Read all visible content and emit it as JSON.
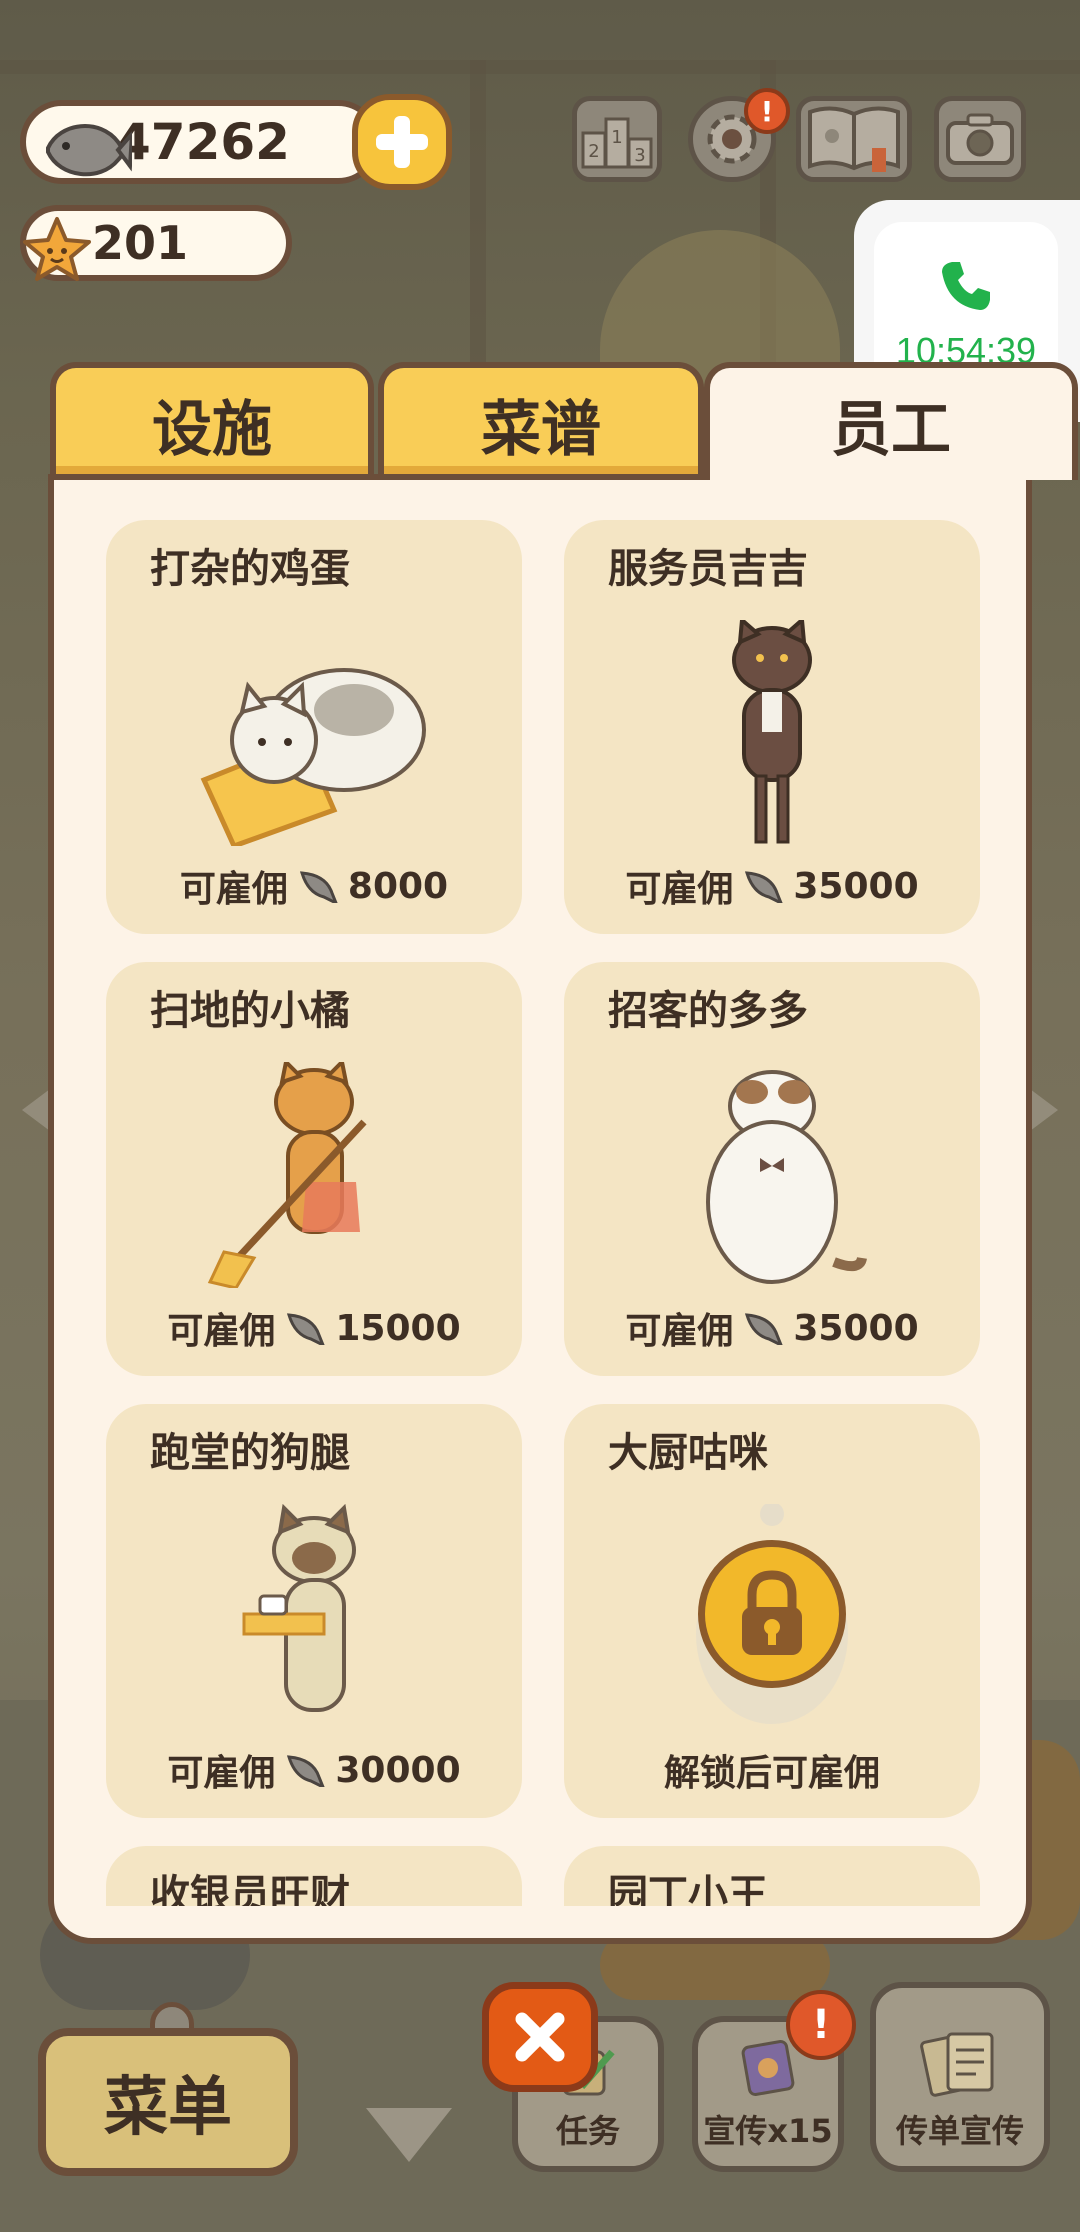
{
  "hud": {
    "fish_count": "47262",
    "star_count": "201",
    "settings_badge": "!",
    "icons": [
      "fish-icon",
      "star-icon",
      "plus-icon",
      "ranking-icon",
      "gear-icon",
      "book-icon",
      "camera-icon"
    ]
  },
  "call_overlay": {
    "time": "10:54:39",
    "icon": "phone-icon",
    "accent": "#22b24c"
  },
  "tabs": [
    {
      "label": "设施",
      "active": false
    },
    {
      "label": "菜谱",
      "active": false
    },
    {
      "label": "员工",
      "active": true
    }
  ],
  "staff": [
    {
      "name": "打杂的鸡蛋",
      "status": "可雇佣",
      "price": "8000",
      "locked": false
    },
    {
      "name": "服务员吉吉",
      "status": "可雇佣",
      "price": "35000",
      "locked": false
    },
    {
      "name": "扫地的小橘",
      "status": "可雇佣",
      "price": "15000",
      "locked": false
    },
    {
      "name": "招客的多多",
      "status": "可雇佣",
      "price": "35000",
      "locked": false
    },
    {
      "name": "跑堂的狗腿",
      "status": "可雇佣",
      "price": "30000",
      "locked": false
    },
    {
      "name": "大厨咕咪",
      "status": "解锁后可雇佣",
      "price": "",
      "locked": true
    },
    {
      "name": "收银员旺财",
      "status": "",
      "price": "",
      "locked": false
    },
    {
      "name": "园丁小王",
      "status": "",
      "price": "",
      "locked": false
    }
  ],
  "bottom_bar": {
    "menu_label": "菜单",
    "task_label": "任务",
    "promo_label": "宣传x15",
    "flyer_label": "传单宣传",
    "promo_badge": "!"
  },
  "colors": {
    "tab_yellow": "#f9cd57",
    "panel_bg": "#fdf3e7",
    "card_bg": "#f4e5c4",
    "outline_brown": "#6b4e3a",
    "close_orange": "#e35a15"
  }
}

--

- Stated goal: Scan the material line by line and report each one that contains "name".

- Response:
      "name": "打杂的鸡蛋",
      "name": "服务员吉吉",
      "name": "扫地的小橘",
      "name": "招客的多多",
      "name": "跑堂的狗腿",
      "name": "大厨咕咪",
      "name": "收银员旺财",
      "name": "园丁小王",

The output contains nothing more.